-- WHAT THE TASK ASKS --
Give all the lines below again, exactly, with no pictures.

-- SUPPLIED RECORDS --
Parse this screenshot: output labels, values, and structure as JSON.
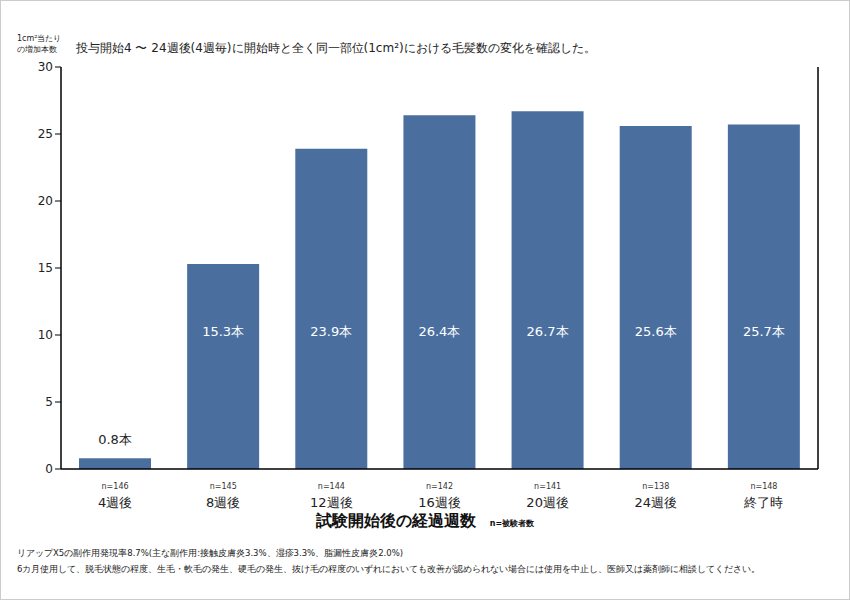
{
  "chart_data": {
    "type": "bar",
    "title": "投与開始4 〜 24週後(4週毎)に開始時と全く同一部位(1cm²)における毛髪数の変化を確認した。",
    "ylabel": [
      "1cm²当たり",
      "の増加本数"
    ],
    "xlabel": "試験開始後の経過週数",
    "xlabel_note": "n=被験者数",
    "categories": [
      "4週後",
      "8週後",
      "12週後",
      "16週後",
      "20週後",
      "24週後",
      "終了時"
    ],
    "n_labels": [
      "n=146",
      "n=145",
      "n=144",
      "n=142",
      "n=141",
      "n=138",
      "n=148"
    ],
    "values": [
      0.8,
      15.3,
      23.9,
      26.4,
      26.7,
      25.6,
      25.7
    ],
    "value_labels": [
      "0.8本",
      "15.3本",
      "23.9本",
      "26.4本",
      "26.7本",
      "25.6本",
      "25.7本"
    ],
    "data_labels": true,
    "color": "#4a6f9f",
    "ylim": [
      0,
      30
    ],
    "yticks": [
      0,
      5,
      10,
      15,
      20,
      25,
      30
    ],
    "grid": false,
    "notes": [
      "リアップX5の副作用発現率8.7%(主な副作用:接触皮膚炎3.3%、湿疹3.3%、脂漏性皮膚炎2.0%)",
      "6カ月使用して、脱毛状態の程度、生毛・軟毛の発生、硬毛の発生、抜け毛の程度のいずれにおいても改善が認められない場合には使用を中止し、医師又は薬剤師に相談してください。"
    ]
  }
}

-- FINISHED ANSWER --
Parse this screenshot: output labels, values, and structure as JSON.
{
  "chart_data": {
    "type": "bar",
    "title": "投与開始4 〜 24週後(4週毎)に開始時と全く同一部位(1cm²)における毛髪数の変化を確認した。",
    "ylabel": [
      "1cm²当たり",
      "の増加本数"
    ],
    "xlabel": "試験開始後の経過週数",
    "xlabel_note": "n=被験者数",
    "categories": [
      "4週後",
      "8週後",
      "12週後",
      "16週後",
      "20週後",
      "24週後",
      "終了時"
    ],
    "n_labels": [
      "n=146",
      "n=145",
      "n=144",
      "n=142",
      "n=141",
      "n=138",
      "n=148"
    ],
    "values": [
      0.8,
      15.3,
      23.9,
      26.4,
      26.7,
      25.6,
      25.7
    ],
    "value_labels": [
      "0.8本",
      "15.3本",
      "23.9本",
      "26.4本",
      "26.7本",
      "25.6本",
      "25.7本"
    ],
    "data_labels": true,
    "color": "#4a6f9f",
    "ylim": [
      0,
      30
    ],
    "yticks": [
      0,
      5,
      10,
      15,
      20,
      25,
      30
    ],
    "grid": false,
    "notes": [
      "リアップX5の副作用発現率8.7%(主な副作用:接触皮膚炎3.3%、湿疹3.3%、脂漏性皮膚炎2.0%)",
      "6カ月使用して、脱毛状態の程度、生毛・軟毛の発生、硬毛の発生、抜け毛の程度のいずれにおいても改善が認められない場合には使用を中止し、医師又は薬剤師に相談してください。"
    ]
  }
}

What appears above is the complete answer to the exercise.